(Collected data entries)
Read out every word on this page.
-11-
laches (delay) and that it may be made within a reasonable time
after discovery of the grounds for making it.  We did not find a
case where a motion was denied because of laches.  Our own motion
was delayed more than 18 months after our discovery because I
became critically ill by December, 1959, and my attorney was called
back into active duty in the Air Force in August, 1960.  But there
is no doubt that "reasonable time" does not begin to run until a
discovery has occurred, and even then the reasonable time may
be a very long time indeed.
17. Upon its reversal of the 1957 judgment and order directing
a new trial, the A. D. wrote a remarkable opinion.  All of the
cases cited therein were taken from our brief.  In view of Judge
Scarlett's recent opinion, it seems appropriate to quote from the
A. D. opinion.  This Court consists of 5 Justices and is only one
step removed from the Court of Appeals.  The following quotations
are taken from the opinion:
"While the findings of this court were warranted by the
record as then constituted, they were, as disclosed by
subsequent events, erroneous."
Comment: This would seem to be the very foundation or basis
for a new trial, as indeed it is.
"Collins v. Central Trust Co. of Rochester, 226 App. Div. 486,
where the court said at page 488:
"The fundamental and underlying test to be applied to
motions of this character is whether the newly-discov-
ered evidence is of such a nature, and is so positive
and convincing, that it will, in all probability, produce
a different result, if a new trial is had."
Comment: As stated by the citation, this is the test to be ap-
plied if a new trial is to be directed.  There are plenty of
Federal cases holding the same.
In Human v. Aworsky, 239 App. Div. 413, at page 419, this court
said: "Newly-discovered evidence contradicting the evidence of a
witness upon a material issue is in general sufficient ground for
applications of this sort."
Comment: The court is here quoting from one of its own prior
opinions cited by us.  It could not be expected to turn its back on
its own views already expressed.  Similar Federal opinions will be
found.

## [EXERCISE]
Look through the material and say how many lines hold "reasonable". Give the number only.

## [EXERCISE RESULT]
3